Where a line of the material contains the string "this", copy that line.

══════════════════════════════

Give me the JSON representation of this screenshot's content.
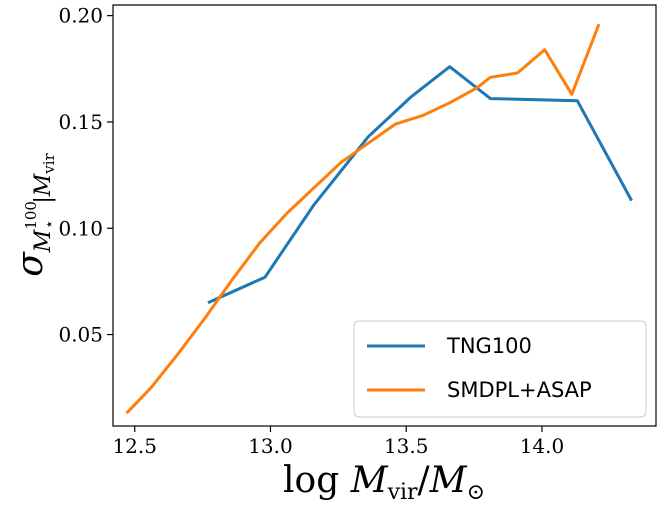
{
  "chart_data": {
    "type": "line",
    "title": "",
    "xlabel": {
      "pre": "log ",
      "var": "M",
      "sub": "vir",
      "slash": "/",
      "var2": "M",
      "sub2": "⊙"
    },
    "ylabel": {
      "var": "σ",
      "sub_var": "M",
      "sub_sup": "100",
      "sub_sub": "⋆",
      "bar": "|",
      "var2": "M",
      "sub2": "vir"
    },
    "xlim": [
      12.42,
      14.42
    ],
    "ylim": [
      0.007,
      0.205
    ],
    "xticks": [
      12.5,
      13.0,
      13.5,
      14.0
    ],
    "xtick_labels": [
      "12.5",
      "13.0",
      "13.5",
      "14.0"
    ],
    "yticks": [
      0.05,
      0.1,
      0.15,
      0.2
    ],
    "ytick_labels": [
      "0.05",
      "0.10",
      "0.15",
      "0.20"
    ],
    "grid": false,
    "legend_position": "lower-right",
    "series": [
      {
        "name": "TNG100",
        "color": "#1f77b4",
        "x": [
          12.77,
          12.98,
          13.16,
          13.36,
          13.52,
          13.66,
          13.81,
          14.13,
          14.33
        ],
        "y": [
          0.065,
          0.077,
          0.111,
          0.143,
          0.162,
          0.176,
          0.161,
          0.16,
          0.113
        ]
      },
      {
        "name": "SMDPL+ASAP",
        "color": "#ff7f0e",
        "x": [
          12.47,
          12.56,
          12.66,
          12.76,
          12.86,
          12.96,
          13.06,
          13.16,
          13.26,
          13.36,
          13.46,
          13.56,
          13.66,
          13.76,
          13.81,
          13.91,
          14.01,
          14.11,
          14.21
        ],
        "y": [
          0.013,
          0.025,
          0.041,
          0.058,
          0.076,
          0.093,
          0.107,
          0.119,
          0.131,
          0.14,
          0.149,
          0.153,
          0.159,
          0.166,
          0.171,
          0.173,
          0.184,
          0.163,
          0.196
        ]
      }
    ]
  }
}
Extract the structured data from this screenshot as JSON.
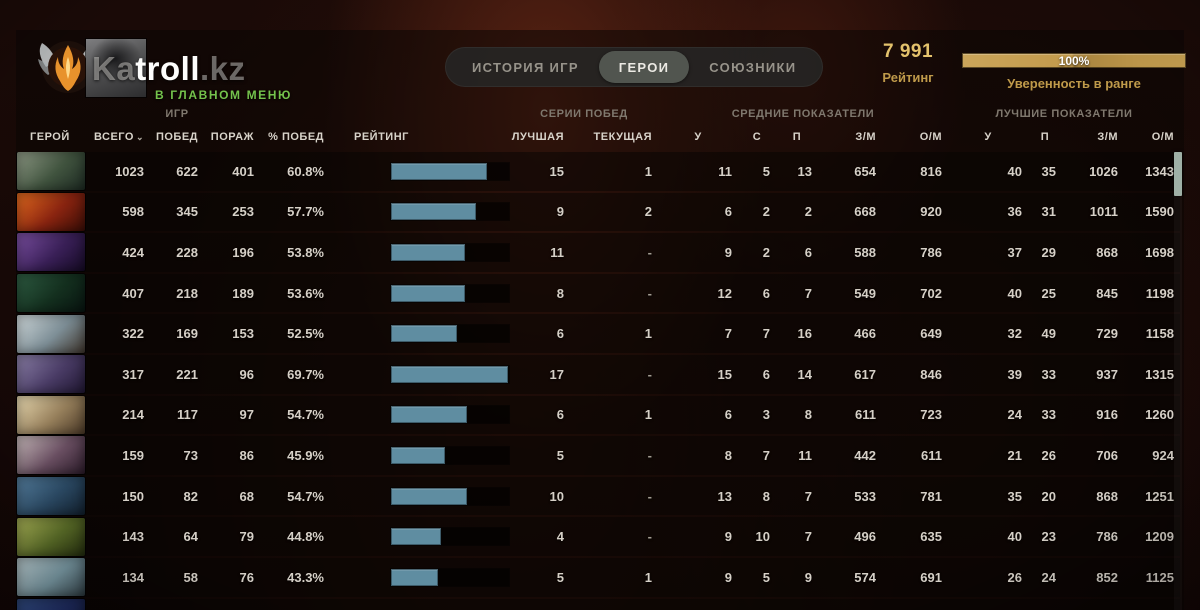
{
  "header": {
    "watermark_prefix": "Ka",
    "player_name": "troll",
    "watermark_suffix": ".kz",
    "status": "В ГЛАВНОМ МЕНЮ",
    "tabs": [
      {
        "label": "ИСТОРИЯ ИГР",
        "active": false
      },
      {
        "label": "ГЕРОИ",
        "active": true
      },
      {
        "label": "СОЮЗНИКИ",
        "active": false
      }
    ],
    "rating_value": "7 991",
    "rating_label": "Рейтинг",
    "confidence_value": "100%",
    "confidence_label": "Уверенность в ранге"
  },
  "colors": {
    "accent_gold": "#d9b363",
    "accent_green": "#74c24c",
    "bar_fill": "#5f8da1",
    "tab_active_bg": "#51554f"
  },
  "table": {
    "groups": {
      "games": "ИГР",
      "streaks": "СЕРИИ ПОБЕД",
      "averages": "СРЕДНИЕ ПОКАЗАТЕЛИ",
      "bests": "ЛУЧШИЕ ПОКАЗАТЕЛИ"
    },
    "columns": {
      "hero": "ГЕРОЙ",
      "total": "ВСЕГО",
      "wins": "ПОБЕД",
      "losses": "ПОРАЖ",
      "winrate": "% ПОБЕД",
      "rating": "РЕЙТИНГ",
      "best_streak": "ЛУЧШАЯ",
      "current_streak": "ТЕКУЩАЯ",
      "kills": "У",
      "deaths": "С",
      "assists": "П",
      "gpm": "З/М",
      "xpm": "О/М",
      "best_kills": "У",
      "best_assists": "П",
      "best_gpm": "З/М",
      "best_xpm": "О/М"
    },
    "sort_chevron": "⌄",
    "rows": [
      {
        "icon": [
          "#8d9884",
          "#41543f",
          "#1d2a22"
        ],
        "total": "1023",
        "wins": "622",
        "losses": "401",
        "winrate": "60.8%",
        "bar": 0.81,
        "best_streak": "15",
        "current_streak": "1",
        "kills": "11",
        "deaths": "5",
        "assists": "13",
        "gpm": "654",
        "xpm": "816",
        "best_kills": "40",
        "best_assists": "35",
        "best_gpm": "1026",
        "best_xpm": "1343"
      },
      {
        "icon": [
          "#e06a1f",
          "#8a2410",
          "#3a0d06"
        ],
        "total": "598",
        "wins": "345",
        "losses": "253",
        "winrate": "57.7%",
        "bar": 0.72,
        "best_streak": "9",
        "current_streak": "2",
        "kills": "6",
        "deaths": "2",
        "assists": "2",
        "gpm": "668",
        "xpm": "920",
        "best_kills": "36",
        "best_assists": "31",
        "best_gpm": "1011",
        "best_xpm": "1590"
      },
      {
        "icon": [
          "#7a4fa0",
          "#3a2058",
          "#150a24"
        ],
        "total": "424",
        "wins": "228",
        "losses": "196",
        "winrate": "53.8%",
        "bar": 0.63,
        "best_streak": "11",
        "current_streak": "-",
        "kills": "9",
        "deaths": "2",
        "assists": "6",
        "gpm": "588",
        "xpm": "786",
        "best_kills": "37",
        "best_assists": "29",
        "best_gpm": "868",
        "best_xpm": "1698"
      },
      {
        "icon": [
          "#2e5c42",
          "#14301f",
          "#081410"
        ],
        "total": "407",
        "wins": "218",
        "losses": "189",
        "winrate": "53.6%",
        "bar": 0.63,
        "best_streak": "8",
        "current_streak": "-",
        "kills": "12",
        "deaths": "6",
        "assists": "7",
        "gpm": "549",
        "xpm": "702",
        "best_kills": "40",
        "best_assists": "25",
        "best_gpm": "845",
        "best_xpm": "1198"
      },
      {
        "icon": [
          "#cfd8da",
          "#7d8e96",
          "#3e342b"
        ],
        "total": "322",
        "wins": "169",
        "losses": "153",
        "winrate": "52.5%",
        "bar": 0.56,
        "best_streak": "6",
        "current_streak": "1",
        "kills": "7",
        "deaths": "7",
        "assists": "16",
        "gpm": "466",
        "xpm": "649",
        "best_kills": "32",
        "best_assists": "49",
        "best_gpm": "729",
        "best_xpm": "1158"
      },
      {
        "icon": [
          "#8a7fa6",
          "#4a3c66",
          "#201732"
        ],
        "total": "317",
        "wins": "221",
        "losses": "96",
        "winrate": "69.7%",
        "bar": 0.99,
        "best_streak": "17",
        "current_streak": "-",
        "kills": "15",
        "deaths": "6",
        "assists": "14",
        "gpm": "617",
        "xpm": "846",
        "best_kills": "39",
        "best_assists": "33",
        "best_gpm": "937",
        "best_xpm": "1315"
      },
      {
        "icon": [
          "#e8d9b0",
          "#97805c",
          "#4a3826"
        ],
        "total": "214",
        "wins": "117",
        "losses": "97",
        "winrate": "54.7%",
        "bar": 0.64,
        "best_streak": "6",
        "current_streak": "1",
        "kills": "6",
        "deaths": "3",
        "assists": "8",
        "gpm": "611",
        "xpm": "723",
        "best_kills": "24",
        "best_assists": "33",
        "best_gpm": "916",
        "best_xpm": "1260"
      },
      {
        "icon": [
          "#cdbfc0",
          "#6a4f62",
          "#2a1a28"
        ],
        "total": "159",
        "wins": "73",
        "losses": "86",
        "winrate": "45.9%",
        "bar": 0.46,
        "best_streak": "5",
        "current_streak": "-",
        "kills": "8",
        "deaths": "7",
        "assists": "11",
        "gpm": "442",
        "xpm": "611",
        "best_kills": "21",
        "best_assists": "26",
        "best_gpm": "706",
        "best_xpm": "924"
      },
      {
        "icon": [
          "#5a86a8",
          "#2c4b66",
          "#12202e"
        ],
        "total": "150",
        "wins": "82",
        "losses": "68",
        "winrate": "54.7%",
        "bar": 0.64,
        "best_streak": "10",
        "current_streak": "-",
        "kills": "13",
        "deaths": "8",
        "assists": "7",
        "gpm": "533",
        "xpm": "781",
        "best_kills": "35",
        "best_assists": "20",
        "best_gpm": "868",
        "best_xpm": "1251"
      },
      {
        "icon": [
          "#b8c25e",
          "#5d7029",
          "#26300f"
        ],
        "total": "143",
        "wins": "64",
        "losses": "79",
        "winrate": "44.8%",
        "bar": 0.42,
        "best_streak": "4",
        "current_streak": "-",
        "kills": "9",
        "deaths": "10",
        "assists": "7",
        "gpm": "496",
        "xpm": "635",
        "best_kills": "40",
        "best_assists": "23",
        "best_gpm": "786",
        "best_xpm": "1209"
      },
      {
        "icon": [
          "#cfe2e6",
          "#7fa0ab",
          "#35444b"
        ],
        "total": "134",
        "wins": "58",
        "losses": "76",
        "winrate": "43.3%",
        "bar": 0.4,
        "best_streak": "5",
        "current_streak": "1",
        "kills": "9",
        "deaths": "5",
        "assists": "9",
        "gpm": "574",
        "xpm": "691",
        "best_kills": "26",
        "best_assists": "24",
        "best_gpm": "852",
        "best_xpm": "1125"
      }
    ],
    "partial_row": {
      "icon": [
        "#3a5a9a",
        "#22306a",
        "#10162e"
      ]
    }
  }
}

══════════════════════════════

> Final answer
Give me the JSON representation of this screenshot's content.
Extract the structured data from this screenshot as JSON.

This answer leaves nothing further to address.